--- start ---

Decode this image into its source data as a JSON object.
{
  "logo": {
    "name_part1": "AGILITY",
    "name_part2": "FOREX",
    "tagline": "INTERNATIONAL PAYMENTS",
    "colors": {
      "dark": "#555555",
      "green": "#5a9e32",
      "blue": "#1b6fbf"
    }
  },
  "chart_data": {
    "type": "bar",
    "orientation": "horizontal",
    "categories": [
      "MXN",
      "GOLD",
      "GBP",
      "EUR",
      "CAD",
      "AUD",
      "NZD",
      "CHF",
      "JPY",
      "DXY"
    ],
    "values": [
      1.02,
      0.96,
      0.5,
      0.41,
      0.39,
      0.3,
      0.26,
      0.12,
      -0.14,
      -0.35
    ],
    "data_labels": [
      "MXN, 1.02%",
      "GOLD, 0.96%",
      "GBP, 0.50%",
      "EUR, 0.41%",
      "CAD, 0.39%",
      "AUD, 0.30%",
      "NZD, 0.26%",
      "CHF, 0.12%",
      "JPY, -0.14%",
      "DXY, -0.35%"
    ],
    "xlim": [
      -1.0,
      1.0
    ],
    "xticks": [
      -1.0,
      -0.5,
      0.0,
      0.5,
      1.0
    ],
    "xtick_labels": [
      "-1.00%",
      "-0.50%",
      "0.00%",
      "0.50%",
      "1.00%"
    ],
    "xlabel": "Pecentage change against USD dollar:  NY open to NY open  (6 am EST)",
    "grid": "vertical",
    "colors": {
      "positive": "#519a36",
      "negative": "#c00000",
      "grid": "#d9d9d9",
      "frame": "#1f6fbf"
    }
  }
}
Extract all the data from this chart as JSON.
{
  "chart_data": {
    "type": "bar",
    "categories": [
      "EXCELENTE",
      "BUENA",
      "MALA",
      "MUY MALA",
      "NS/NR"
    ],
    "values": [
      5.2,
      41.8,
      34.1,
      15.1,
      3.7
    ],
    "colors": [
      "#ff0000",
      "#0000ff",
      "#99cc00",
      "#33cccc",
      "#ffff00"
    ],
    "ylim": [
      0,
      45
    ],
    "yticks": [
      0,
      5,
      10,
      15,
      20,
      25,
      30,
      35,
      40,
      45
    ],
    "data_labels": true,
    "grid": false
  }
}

--- end ---

Task statement. Print every record above exactly as written.

Exercise output.
Decode this image into its source data as a JSON object.
{
  "logo": {
    "name_part1": "AGILITY",
    "name_part2": "FOREX",
    "tagline": "INTERNATIONAL PAYMENTS",
    "colors": {
      "dark": "#555555",
      "green": "#5a9e32",
      "blue": "#1b6fbf"
    }
  },
  "chart_data": {
    "type": "bar",
    "orientation": "horizontal",
    "categories": [
      "MXN",
      "GOLD",
      "GBP",
      "EUR",
      "CAD",
      "AUD",
      "NZD",
      "CHF",
      "JPY",
      "DXY"
    ],
    "values": [
      1.02,
      0.96,
      0.5,
      0.41,
      0.39,
      0.3,
      0.26,
      0.12,
      -0.14,
      -0.35
    ],
    "data_labels": [
      "MXN, 1.02%",
      "GOLD, 0.96%",
      "GBP, 0.50%",
      "EUR, 0.41%",
      "CAD, 0.39%",
      "AUD, 0.30%",
      "NZD, 0.26%",
      "CHF, 0.12%",
      "JPY, -0.14%",
      "DXY, -0.35%"
    ],
    "xlim": [
      -1.0,
      1.0
    ],
    "xticks": [
      -1.0,
      -0.5,
      0.0,
      0.5,
      1.0
    ],
    "xtick_labels": [
      "-1.00%",
      "-0.50%",
      "0.00%",
      "0.50%",
      "1.00%"
    ],
    "xlabel": "Pecentage change against USD dollar:  NY open to NY open  (6 am EST)",
    "grid": "vertical",
    "colors": {
      "positive": "#519a36",
      "negative": "#c00000",
      "grid": "#d9d9d9",
      "frame": "#1f6fbf"
    }
  }
}
Extract all the data from this chart as JSON.
{
  "chart_data": {
    "type": "bar",
    "categories": [
      "EXCELENTE",
      "BUENA",
      "MALA",
      "MUY MALA",
      "NS/NR"
    ],
    "values": [
      5.2,
      41.8,
      34.1,
      15.1,
      3.7
    ],
    "colors": [
      "#ff0000",
      "#0000ff",
      "#99cc00",
      "#33cccc",
      "#ffff00"
    ],
    "ylim": [
      0,
      45
    ],
    "yticks": [
      0,
      5,
      10,
      15,
      20,
      25,
      30,
      35,
      40,
      45
    ],
    "data_labels": true,
    "grid": false
  }
}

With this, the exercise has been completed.